_Given request_
Restate the records in their entirety, word for word.

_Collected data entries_
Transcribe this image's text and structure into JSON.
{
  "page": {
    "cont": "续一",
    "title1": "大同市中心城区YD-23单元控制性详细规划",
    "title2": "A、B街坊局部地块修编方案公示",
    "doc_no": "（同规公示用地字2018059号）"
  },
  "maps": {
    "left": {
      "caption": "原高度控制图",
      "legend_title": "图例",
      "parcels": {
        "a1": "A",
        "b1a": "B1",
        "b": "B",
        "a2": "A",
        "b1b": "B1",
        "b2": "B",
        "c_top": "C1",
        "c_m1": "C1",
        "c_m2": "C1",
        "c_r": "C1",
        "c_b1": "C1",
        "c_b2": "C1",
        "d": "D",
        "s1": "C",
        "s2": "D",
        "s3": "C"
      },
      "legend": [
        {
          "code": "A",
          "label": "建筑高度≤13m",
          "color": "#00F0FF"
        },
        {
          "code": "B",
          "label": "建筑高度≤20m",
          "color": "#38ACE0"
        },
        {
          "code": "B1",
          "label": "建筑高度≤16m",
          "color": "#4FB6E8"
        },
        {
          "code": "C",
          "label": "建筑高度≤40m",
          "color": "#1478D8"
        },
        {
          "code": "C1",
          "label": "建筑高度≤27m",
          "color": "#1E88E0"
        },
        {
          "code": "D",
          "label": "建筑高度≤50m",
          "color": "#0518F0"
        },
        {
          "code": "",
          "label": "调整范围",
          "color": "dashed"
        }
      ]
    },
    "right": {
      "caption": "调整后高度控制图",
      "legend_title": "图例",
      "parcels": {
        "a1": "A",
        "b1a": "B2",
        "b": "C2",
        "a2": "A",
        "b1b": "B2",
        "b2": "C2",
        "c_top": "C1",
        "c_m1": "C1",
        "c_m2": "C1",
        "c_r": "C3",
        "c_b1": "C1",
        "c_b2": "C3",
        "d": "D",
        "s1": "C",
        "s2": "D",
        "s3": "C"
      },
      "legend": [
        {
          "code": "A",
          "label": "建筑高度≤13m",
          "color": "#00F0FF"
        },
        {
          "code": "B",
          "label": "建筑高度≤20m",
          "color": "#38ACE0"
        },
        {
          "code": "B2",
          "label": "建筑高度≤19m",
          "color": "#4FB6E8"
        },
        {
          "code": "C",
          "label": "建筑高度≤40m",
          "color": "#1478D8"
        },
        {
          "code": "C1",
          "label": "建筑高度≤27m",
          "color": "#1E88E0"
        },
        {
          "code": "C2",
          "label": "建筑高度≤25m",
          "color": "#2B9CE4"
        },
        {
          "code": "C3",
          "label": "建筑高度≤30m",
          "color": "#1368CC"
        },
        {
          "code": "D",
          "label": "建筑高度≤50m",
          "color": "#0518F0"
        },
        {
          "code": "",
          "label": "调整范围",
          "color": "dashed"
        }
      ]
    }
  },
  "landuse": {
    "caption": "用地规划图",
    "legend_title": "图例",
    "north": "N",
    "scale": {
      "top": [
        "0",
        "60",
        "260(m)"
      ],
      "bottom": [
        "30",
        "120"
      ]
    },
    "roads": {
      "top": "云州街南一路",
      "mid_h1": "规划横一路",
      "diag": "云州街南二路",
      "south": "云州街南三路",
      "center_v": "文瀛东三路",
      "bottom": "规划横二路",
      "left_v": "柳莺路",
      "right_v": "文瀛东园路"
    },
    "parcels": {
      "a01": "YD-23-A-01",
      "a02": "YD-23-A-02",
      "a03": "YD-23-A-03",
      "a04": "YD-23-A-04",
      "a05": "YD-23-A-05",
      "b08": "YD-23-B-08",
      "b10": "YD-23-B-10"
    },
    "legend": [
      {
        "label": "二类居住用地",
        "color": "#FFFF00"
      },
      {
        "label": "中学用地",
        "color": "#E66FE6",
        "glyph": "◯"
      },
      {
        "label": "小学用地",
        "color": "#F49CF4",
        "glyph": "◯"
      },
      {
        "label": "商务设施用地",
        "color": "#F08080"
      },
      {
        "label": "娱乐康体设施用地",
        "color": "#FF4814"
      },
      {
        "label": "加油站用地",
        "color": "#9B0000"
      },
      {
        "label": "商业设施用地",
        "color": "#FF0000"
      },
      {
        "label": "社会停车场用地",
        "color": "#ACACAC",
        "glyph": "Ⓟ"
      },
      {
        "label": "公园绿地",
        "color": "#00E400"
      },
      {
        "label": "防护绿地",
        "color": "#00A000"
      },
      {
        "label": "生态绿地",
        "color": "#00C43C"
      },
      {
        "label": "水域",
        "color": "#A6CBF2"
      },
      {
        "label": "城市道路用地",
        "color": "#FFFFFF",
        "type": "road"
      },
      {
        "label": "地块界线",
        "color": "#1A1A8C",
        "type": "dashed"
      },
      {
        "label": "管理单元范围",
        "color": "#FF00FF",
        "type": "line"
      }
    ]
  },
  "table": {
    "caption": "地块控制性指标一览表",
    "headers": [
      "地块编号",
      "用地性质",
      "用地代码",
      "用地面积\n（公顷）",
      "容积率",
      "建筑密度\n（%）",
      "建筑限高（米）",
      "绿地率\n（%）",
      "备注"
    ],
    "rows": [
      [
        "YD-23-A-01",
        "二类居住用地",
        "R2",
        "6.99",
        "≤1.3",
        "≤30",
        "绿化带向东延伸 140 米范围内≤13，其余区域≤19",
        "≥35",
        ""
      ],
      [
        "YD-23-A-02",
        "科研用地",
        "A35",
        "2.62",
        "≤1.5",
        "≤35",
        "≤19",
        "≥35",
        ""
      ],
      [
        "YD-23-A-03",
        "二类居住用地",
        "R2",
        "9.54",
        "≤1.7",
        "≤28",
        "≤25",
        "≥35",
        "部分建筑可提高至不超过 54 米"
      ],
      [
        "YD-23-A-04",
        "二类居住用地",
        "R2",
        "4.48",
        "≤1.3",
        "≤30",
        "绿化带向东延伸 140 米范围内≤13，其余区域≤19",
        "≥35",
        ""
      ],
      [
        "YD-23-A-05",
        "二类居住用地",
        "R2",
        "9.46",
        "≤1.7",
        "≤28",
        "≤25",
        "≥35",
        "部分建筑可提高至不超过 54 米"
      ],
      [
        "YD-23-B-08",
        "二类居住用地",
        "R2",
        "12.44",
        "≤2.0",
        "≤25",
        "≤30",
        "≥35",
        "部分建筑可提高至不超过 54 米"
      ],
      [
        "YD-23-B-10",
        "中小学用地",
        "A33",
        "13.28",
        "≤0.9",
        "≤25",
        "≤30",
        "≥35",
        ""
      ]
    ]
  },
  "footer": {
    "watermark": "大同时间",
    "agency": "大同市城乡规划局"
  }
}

_Result of the exercise_
Transcribe this image's text and structure into JSON.
{
  "page": {
    "cont": "续一",
    "title1": "大同市中心城区YD-23单元控制性详细规划",
    "title2": "A、B街坊局部地块修编方案公示",
    "doc_no": "（同规公示用地字2018059号）"
  },
  "maps": {
    "left": {
      "caption": "原高度控制图",
      "legend_title": "图例",
      "parcels": {
        "a1": "A",
        "b1a": "B1",
        "b": "B",
        "a2": "A",
        "b1b": "B1",
        "b2": "B",
        "c_top": "C1",
        "c_m1": "C1",
        "c_m2": "C1",
        "c_r": "C1",
        "c_b1": "C1",
        "c_b2": "C1",
        "d": "D",
        "s1": "C",
        "s2": "D",
        "s3": "C"
      },
      "legend": [
        {
          "code": "A",
          "label": "建筑高度≤13m",
          "color": "#00F0FF"
        },
        {
          "code": "B",
          "label": "建筑高度≤20m",
          "color": "#38ACE0"
        },
        {
          "code": "B1",
          "label": "建筑高度≤16m",
          "color": "#4FB6E8"
        },
        {
          "code": "C",
          "label": "建筑高度≤40m",
          "color": "#1478D8"
        },
        {
          "code": "C1",
          "label": "建筑高度≤27m",
          "color": "#1E88E0"
        },
        {
          "code": "D",
          "label": "建筑高度≤50m",
          "color": "#0518F0"
        },
        {
          "code": "",
          "label": "调整范围",
          "color": "dashed"
        }
      ]
    },
    "right": {
      "caption": "调整后高度控制图",
      "legend_title": "图例",
      "parcels": {
        "a1": "A",
        "b1a": "B2",
        "b": "C2",
        "a2": "A",
        "b1b": "B2",
        "b2": "C2",
        "c_top": "C1",
        "c_m1": "C1",
        "c_m2": "C1",
        "c_r": "C3",
        "c_b1": "C1",
        "c_b2": "C3",
        "d": "D",
        "s1": "C",
        "s2": "D",
        "s3": "C"
      },
      "legend": [
        {
          "code": "A",
          "label": "建筑高度≤13m",
          "color": "#00F0FF"
        },
        {
          "code": "B",
          "label": "建筑高度≤20m",
          "color": "#38ACE0"
        },
        {
          "code": "B2",
          "label": "建筑高度≤19m",
          "color": "#4FB6E8"
        },
        {
          "code": "C",
          "label": "建筑高度≤40m",
          "color": "#1478D8"
        },
        {
          "code": "C1",
          "label": "建筑高度≤27m",
          "color": "#1E88E0"
        },
        {
          "code": "C2",
          "label": "建筑高度≤25m",
          "color": "#2B9CE4"
        },
        {
          "code": "C3",
          "label": "建筑高度≤30m",
          "color": "#1368CC"
        },
        {
          "code": "D",
          "label": "建筑高度≤50m",
          "color": "#0518F0"
        },
        {
          "code": "",
          "label": "调整范围",
          "color": "dashed"
        }
      ]
    }
  },
  "landuse": {
    "caption": "用地规划图",
    "legend_title": "图例",
    "north": "N",
    "scale": {
      "top": [
        "0",
        "60",
        "260(m)"
      ],
      "bottom": [
        "30",
        "120"
      ]
    },
    "roads": {
      "top": "云州街南一路",
      "mid_h1": "规划横一路",
      "diag": "云州街南二路",
      "south": "云州街南三路",
      "center_v": "文瀛东三路",
      "bottom": "规划横二路",
      "left_v": "柳莺路",
      "right_v": "文瀛东园路"
    },
    "parcels": {
      "a01": "YD-23-A-01",
      "a02": "YD-23-A-02",
      "a03": "YD-23-A-03",
      "a04": "YD-23-A-04",
      "a05": "YD-23-A-05",
      "b08": "YD-23-B-08",
      "b10": "YD-23-B-10"
    },
    "legend": [
      {
        "label": "二类居住用地",
        "color": "#FFFF00"
      },
      {
        "label": "中学用地",
        "color": "#E66FE6",
        "glyph": "◯"
      },
      {
        "label": "小学用地",
        "color": "#F49CF4",
        "glyph": "◯"
      },
      {
        "label": "商务设施用地",
        "color": "#F08080"
      },
      {
        "label": "娱乐康体设施用地",
        "color": "#FF4814"
      },
      {
        "label": "加油站用地",
        "color": "#9B0000"
      },
      {
        "label": "商业设施用地",
        "color": "#FF0000"
      },
      {
        "label": "社会停车场用地",
        "color": "#ACACAC",
        "glyph": "Ⓟ"
      },
      {
        "label": "公园绿地",
        "color": "#00E400"
      },
      {
        "label": "防护绿地",
        "color": "#00A000"
      },
      {
        "label": "生态绿地",
        "color": "#00C43C"
      },
      {
        "label": "水域",
        "color": "#A6CBF2"
      },
      {
        "label": "城市道路用地",
        "color": "#FFFFFF",
        "type": "road"
      },
      {
        "label": "地块界线",
        "color": "#1A1A8C",
        "type": "dashed"
      },
      {
        "label": "管理单元范围",
        "color": "#FF00FF",
        "type": "line"
      }
    ]
  },
  "table": {
    "caption": "地块控制性指标一览表",
    "headers": [
      "地块编号",
      "用地性质",
      "用地代码",
      "用地面积\n（公顷）",
      "容积率",
      "建筑密度\n（%）",
      "建筑限高（米）",
      "绿地率\n（%）",
      "备注"
    ],
    "rows": [
      [
        "YD-23-A-01",
        "二类居住用地",
        "R2",
        "6.99",
        "≤1.3",
        "≤30",
        "绿化带向东延伸 140 米范围内≤13，其余区域≤19",
        "≥35",
        ""
      ],
      [
        "YD-23-A-02",
        "科研用地",
        "A35",
        "2.62",
        "≤1.5",
        "≤35",
        "≤19",
        "≥35",
        ""
      ],
      [
        "YD-23-A-03",
        "二类居住用地",
        "R2",
        "9.54",
        "≤1.7",
        "≤28",
        "≤25",
        "≥35",
        "部分建筑可提高至不超过 54 米"
      ],
      [
        "YD-23-A-04",
        "二类居住用地",
        "R2",
        "4.48",
        "≤1.3",
        "≤30",
        "绿化带向东延伸 140 米范围内≤13，其余区域≤19",
        "≥35",
        ""
      ],
      [
        "YD-23-A-05",
        "二类居住用地",
        "R2",
        "9.46",
        "≤1.7",
        "≤28",
        "≤25",
        "≥35",
        "部分建筑可提高至不超过 54 米"
      ],
      [
        "YD-23-B-08",
        "二类居住用地",
        "R2",
        "12.44",
        "≤2.0",
        "≤25",
        "≤30",
        "≥35",
        "部分建筑可提高至不超过 54 米"
      ],
      [
        "YD-23-B-10",
        "中小学用地",
        "A33",
        "13.28",
        "≤0.9",
        "≤25",
        "≤30",
        "≥35",
        ""
      ]
    ]
  },
  "footer": {
    "watermark": "大同时间",
    "agency": "大同市城乡规划局"
  }
}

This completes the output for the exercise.